WHAT IS EXPECTED:
Reproduce all the lines exactly as they stand, apart from the pictures.

MATERIAL FOR THIS TASK:
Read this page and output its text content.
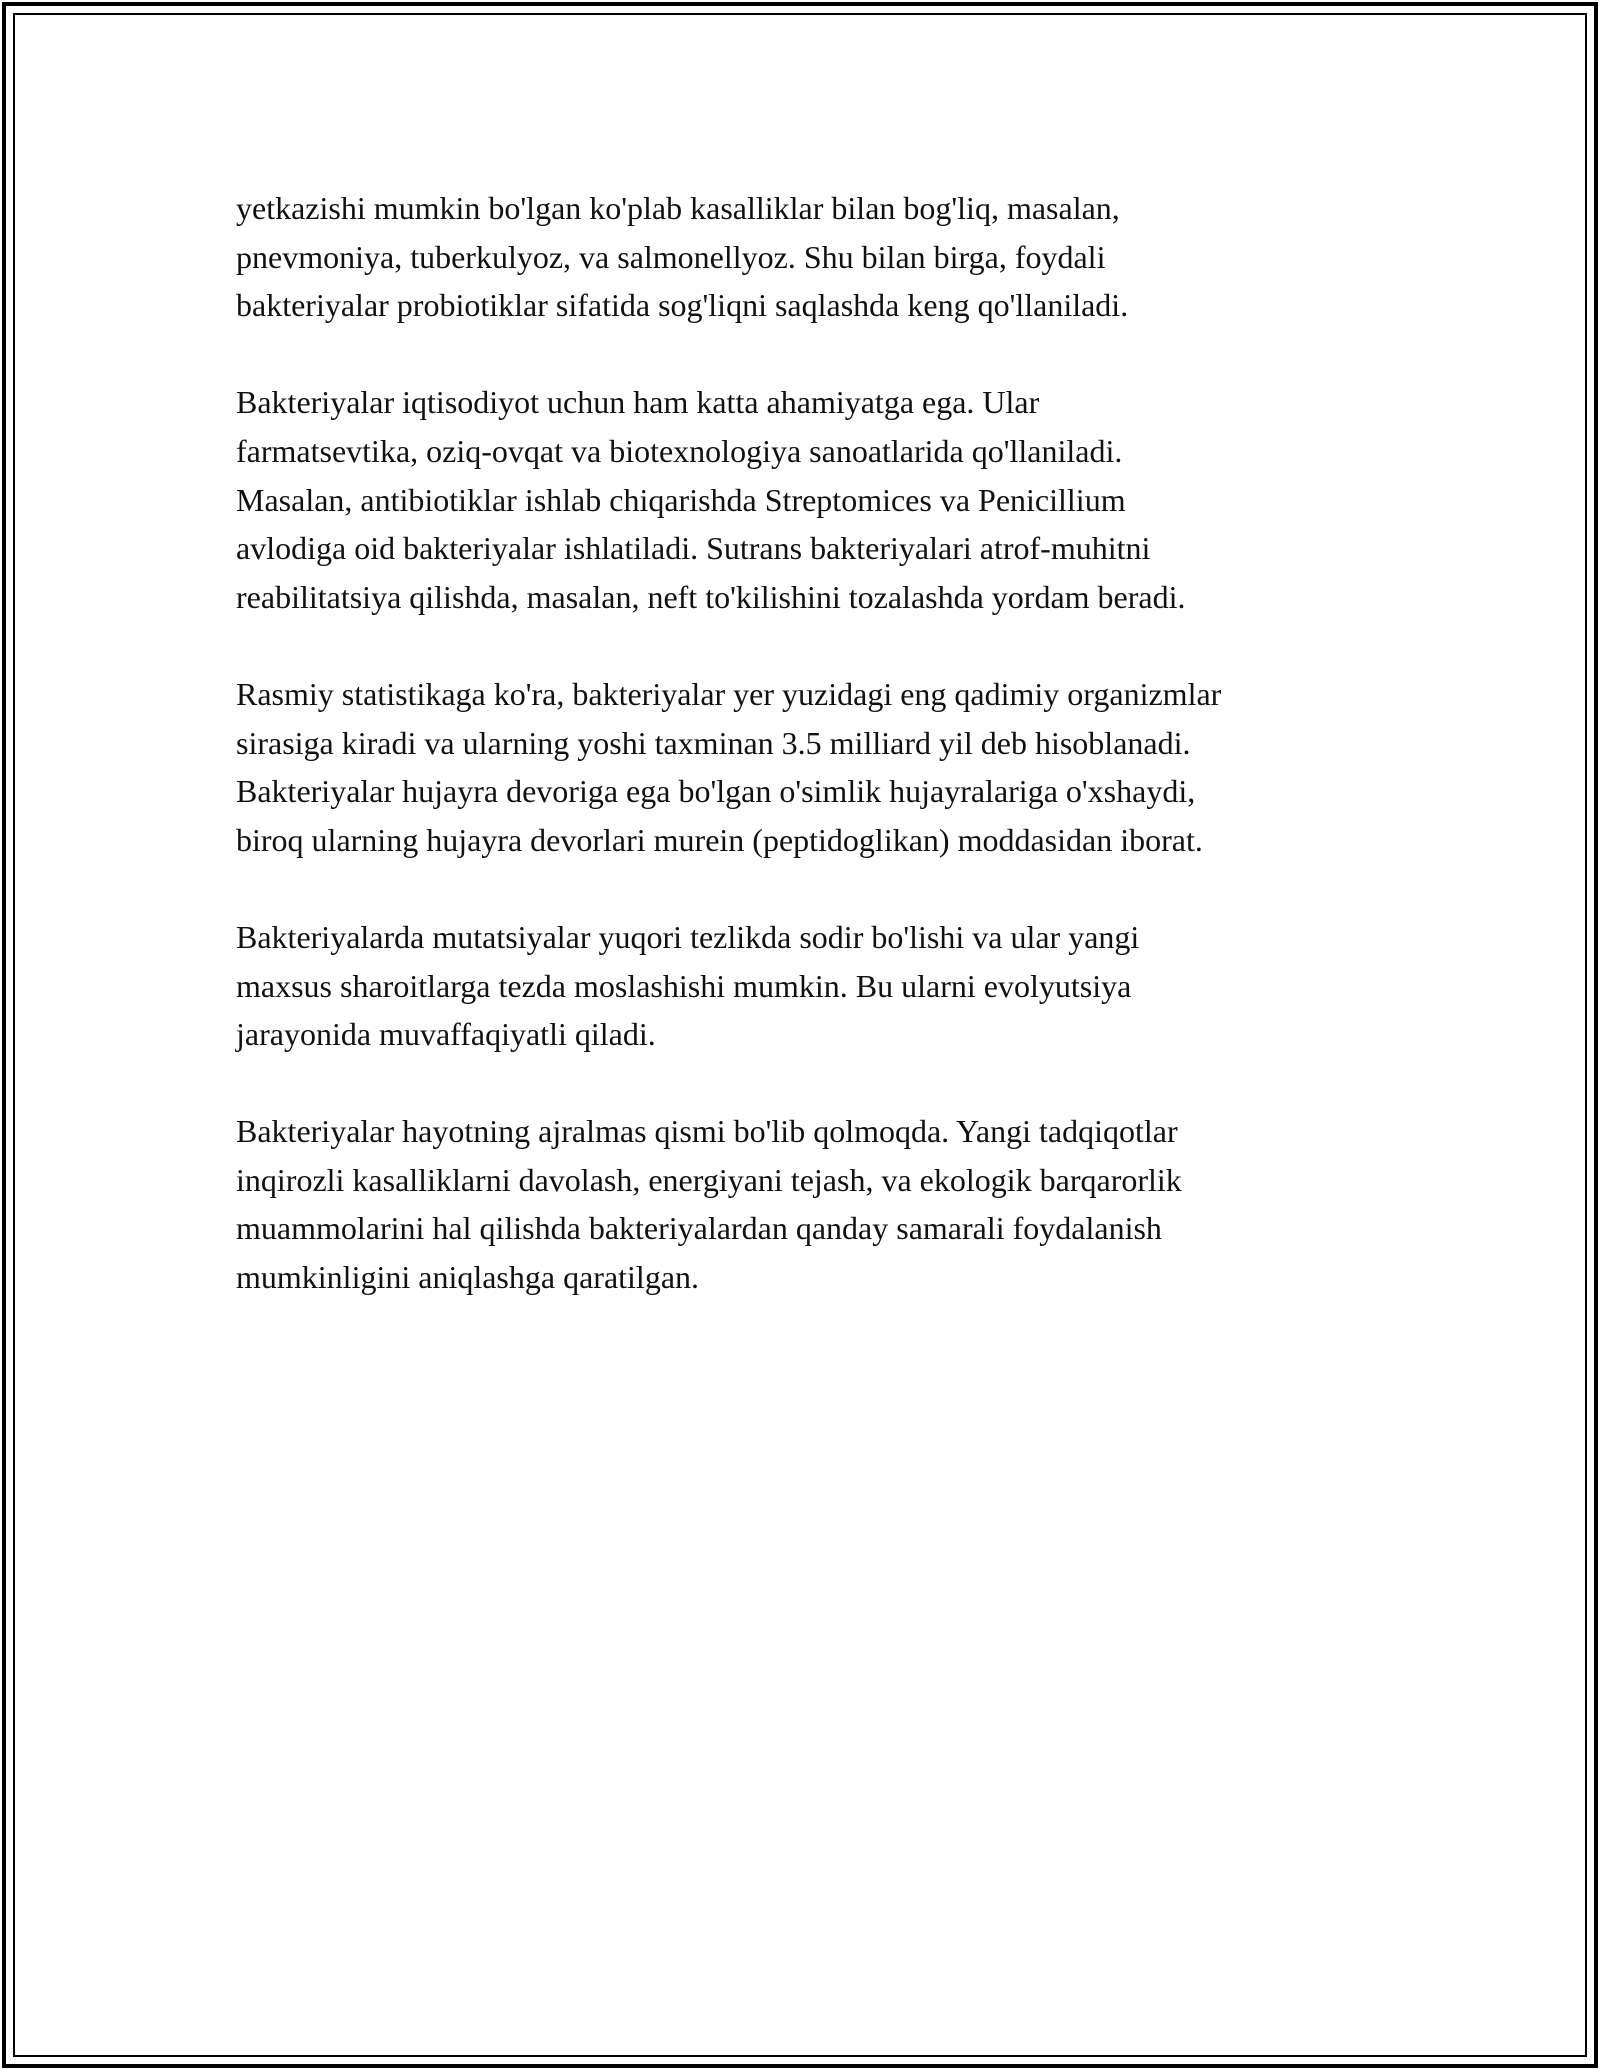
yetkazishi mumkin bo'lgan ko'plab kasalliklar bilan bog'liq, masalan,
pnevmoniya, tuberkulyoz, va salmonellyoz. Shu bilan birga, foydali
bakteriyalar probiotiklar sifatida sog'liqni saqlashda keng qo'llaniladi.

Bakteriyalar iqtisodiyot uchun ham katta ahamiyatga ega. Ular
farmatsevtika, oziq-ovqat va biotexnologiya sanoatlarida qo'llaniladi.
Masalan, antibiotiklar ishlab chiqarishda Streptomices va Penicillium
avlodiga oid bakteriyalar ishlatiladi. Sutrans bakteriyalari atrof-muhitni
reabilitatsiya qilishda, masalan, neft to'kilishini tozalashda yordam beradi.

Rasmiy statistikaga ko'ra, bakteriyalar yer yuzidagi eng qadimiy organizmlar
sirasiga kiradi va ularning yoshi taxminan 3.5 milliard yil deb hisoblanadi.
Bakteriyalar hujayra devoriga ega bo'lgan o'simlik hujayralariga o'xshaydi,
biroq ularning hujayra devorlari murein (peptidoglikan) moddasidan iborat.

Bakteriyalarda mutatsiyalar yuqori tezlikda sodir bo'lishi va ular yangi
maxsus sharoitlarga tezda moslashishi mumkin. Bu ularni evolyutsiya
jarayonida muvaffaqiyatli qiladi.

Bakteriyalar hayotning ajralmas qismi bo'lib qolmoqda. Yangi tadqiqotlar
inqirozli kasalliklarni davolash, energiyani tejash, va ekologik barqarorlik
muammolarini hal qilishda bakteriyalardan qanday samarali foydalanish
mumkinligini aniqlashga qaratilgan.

COMPLETE OUTPUT:
Read this page and output its text content.
yetkazishi mumkin bo'lgan ko'plab kasalliklar bilan bog'liq, masalan,
pnevmoniya, tuberkulyoz, va salmonellyoz. Shu bilan birga, foydali
bakteriyalar probiotiklar sifatida sog'liqni saqlashda keng qo'llaniladi.

Bakteriyalar iqtisodiyot uchun ham katta ahamiyatga ega. Ular
farmatsevtika, oziq-ovqat va biotexnologiya sanoatlarida qo'llaniladi.
Masalan, antibiotiklar ishlab chiqarishda Streptomices va Penicillium
avlodiga oid bakteriyalar ishlatiladi. Sutrans bakteriyalari atrof-muhitni
reabilitatsiya qilishda, masalan, neft to'kilishini tozalashda yordam beradi.

Rasmiy statistikaga ko'ra, bakteriyalar yer yuzidagi eng qadimiy organizmlar
sirasiga kiradi va ularning yoshi taxminan 3.5 milliard yil deb hisoblanadi.
Bakteriyalar hujayra devoriga ega bo'lgan o'simlik hujayralariga o'xshaydi,
biroq ularning hujayra devorlari murein (peptidoglikan) moddasidan iborat.

Bakteriyalarda mutatsiyalar yuqori tezlikda sodir bo'lishi va ular yangi
maxsus sharoitlarga tezda moslashishi mumkin. Bu ularni evolyutsiya
jarayonida muvaffaqiyatli qiladi.

Bakteriyalar hayotning ajralmas qismi bo'lib qolmoqda. Yangi tadqiqotlar
inqirozli kasalliklarni davolash, energiyani tejash, va ekologik barqarorlik
muammolarini hal qilishda bakteriyalardan qanday samarali foydalanish
mumkinligini aniqlashga qaratilgan.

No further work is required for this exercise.